Draw out every line with the word "JSON" from the listing below.

▶ **Exercise inputs**:
========

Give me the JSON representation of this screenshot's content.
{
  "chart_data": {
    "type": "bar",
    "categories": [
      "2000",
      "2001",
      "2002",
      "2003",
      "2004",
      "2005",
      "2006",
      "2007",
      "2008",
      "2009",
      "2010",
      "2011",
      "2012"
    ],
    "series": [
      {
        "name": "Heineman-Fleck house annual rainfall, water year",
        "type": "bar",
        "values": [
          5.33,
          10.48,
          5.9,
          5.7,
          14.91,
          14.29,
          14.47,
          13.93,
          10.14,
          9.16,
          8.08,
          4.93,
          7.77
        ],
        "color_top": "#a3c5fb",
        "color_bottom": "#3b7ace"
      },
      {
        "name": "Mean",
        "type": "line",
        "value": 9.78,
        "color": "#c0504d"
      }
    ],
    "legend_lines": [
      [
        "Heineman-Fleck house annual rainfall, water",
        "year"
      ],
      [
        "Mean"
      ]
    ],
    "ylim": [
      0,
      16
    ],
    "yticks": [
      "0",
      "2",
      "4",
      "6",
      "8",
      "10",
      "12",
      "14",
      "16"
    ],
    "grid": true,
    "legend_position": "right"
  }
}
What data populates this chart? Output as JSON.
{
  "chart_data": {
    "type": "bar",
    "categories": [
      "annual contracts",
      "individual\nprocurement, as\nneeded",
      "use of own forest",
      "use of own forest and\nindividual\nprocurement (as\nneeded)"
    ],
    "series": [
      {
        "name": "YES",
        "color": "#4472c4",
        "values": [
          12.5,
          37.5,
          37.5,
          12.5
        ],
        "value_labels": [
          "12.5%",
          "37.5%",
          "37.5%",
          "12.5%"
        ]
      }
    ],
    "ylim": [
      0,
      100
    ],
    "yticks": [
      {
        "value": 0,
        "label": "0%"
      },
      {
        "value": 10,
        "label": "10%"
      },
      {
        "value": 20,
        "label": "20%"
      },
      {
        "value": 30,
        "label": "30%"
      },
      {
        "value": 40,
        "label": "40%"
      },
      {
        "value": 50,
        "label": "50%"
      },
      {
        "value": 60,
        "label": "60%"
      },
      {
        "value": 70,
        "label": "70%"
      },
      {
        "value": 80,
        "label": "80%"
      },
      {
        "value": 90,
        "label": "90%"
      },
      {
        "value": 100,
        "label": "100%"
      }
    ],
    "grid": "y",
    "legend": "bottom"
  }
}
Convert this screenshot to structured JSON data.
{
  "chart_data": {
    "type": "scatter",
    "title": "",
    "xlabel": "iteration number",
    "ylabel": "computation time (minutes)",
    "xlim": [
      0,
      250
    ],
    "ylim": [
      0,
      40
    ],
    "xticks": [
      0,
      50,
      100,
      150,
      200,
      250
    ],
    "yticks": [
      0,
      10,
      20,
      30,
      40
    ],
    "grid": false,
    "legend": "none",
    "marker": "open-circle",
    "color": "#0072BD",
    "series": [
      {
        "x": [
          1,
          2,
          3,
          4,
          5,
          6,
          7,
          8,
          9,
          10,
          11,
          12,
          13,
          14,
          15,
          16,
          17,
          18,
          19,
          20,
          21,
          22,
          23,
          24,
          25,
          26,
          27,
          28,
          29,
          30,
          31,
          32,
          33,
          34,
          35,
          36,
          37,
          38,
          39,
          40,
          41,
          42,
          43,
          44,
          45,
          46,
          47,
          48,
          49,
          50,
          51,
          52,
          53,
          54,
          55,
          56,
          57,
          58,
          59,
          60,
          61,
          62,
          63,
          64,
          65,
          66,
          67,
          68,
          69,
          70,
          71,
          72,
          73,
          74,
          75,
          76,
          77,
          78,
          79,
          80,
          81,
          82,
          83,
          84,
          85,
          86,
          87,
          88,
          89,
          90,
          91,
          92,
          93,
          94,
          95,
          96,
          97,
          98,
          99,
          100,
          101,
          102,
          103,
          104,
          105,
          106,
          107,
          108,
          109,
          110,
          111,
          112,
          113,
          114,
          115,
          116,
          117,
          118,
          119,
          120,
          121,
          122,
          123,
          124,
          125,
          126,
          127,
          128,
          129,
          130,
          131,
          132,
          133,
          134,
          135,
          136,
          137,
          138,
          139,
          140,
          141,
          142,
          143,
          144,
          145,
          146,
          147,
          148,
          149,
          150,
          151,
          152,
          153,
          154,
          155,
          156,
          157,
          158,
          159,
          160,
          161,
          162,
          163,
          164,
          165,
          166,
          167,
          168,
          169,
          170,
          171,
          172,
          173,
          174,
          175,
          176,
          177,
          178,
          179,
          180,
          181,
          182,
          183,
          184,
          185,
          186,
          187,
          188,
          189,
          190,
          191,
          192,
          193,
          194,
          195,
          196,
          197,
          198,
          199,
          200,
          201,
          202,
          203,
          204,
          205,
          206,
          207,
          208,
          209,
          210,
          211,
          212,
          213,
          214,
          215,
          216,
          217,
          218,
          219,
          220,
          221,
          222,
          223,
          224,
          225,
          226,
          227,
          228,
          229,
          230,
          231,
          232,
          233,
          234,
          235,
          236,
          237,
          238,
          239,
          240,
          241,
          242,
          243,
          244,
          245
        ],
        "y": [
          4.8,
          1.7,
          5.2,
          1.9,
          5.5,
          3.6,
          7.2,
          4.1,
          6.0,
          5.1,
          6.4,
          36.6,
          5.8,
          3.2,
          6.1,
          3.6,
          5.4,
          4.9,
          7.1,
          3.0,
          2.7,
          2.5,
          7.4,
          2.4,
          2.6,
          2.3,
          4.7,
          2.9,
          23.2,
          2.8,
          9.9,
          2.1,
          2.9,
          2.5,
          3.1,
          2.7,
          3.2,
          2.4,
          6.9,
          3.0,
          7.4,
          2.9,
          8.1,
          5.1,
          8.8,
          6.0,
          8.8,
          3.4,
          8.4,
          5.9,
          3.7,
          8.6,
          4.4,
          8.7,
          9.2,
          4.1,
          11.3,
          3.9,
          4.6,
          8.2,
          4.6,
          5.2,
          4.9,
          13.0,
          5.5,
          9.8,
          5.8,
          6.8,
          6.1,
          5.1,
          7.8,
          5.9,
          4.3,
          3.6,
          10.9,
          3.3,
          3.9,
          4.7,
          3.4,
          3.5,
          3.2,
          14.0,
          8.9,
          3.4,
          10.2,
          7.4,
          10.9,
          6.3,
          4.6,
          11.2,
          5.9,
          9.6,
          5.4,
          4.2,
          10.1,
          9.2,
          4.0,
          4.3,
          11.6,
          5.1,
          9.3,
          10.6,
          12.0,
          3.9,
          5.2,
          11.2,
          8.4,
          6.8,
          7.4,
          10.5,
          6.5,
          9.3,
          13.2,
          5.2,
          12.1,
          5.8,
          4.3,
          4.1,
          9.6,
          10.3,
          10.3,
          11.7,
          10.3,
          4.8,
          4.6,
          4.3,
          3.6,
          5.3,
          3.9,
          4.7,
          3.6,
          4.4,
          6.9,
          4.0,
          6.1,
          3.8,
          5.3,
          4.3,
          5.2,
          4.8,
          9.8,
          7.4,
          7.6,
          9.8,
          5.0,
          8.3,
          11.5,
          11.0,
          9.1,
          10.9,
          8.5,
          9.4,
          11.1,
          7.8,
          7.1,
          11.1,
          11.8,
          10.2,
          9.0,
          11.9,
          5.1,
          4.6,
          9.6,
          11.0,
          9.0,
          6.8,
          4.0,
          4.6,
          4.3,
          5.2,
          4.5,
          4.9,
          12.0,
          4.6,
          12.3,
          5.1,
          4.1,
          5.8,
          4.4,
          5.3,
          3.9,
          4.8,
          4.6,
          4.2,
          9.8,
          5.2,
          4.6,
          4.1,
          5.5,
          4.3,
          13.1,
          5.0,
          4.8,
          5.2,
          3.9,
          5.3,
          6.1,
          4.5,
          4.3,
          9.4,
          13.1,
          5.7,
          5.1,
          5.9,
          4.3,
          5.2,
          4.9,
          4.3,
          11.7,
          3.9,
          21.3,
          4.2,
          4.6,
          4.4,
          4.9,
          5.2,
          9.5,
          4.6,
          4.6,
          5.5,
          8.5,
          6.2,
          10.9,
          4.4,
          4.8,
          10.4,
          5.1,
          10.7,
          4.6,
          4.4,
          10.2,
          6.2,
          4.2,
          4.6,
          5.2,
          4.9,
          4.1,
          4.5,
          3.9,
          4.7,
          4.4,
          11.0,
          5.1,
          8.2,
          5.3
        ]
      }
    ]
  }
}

========

▶ **Completed exercise**:
Give me the JSON representation of this screenshot's content.
What data populates this chart? Output as JSON.
Convert this screenshot to structured JSON data.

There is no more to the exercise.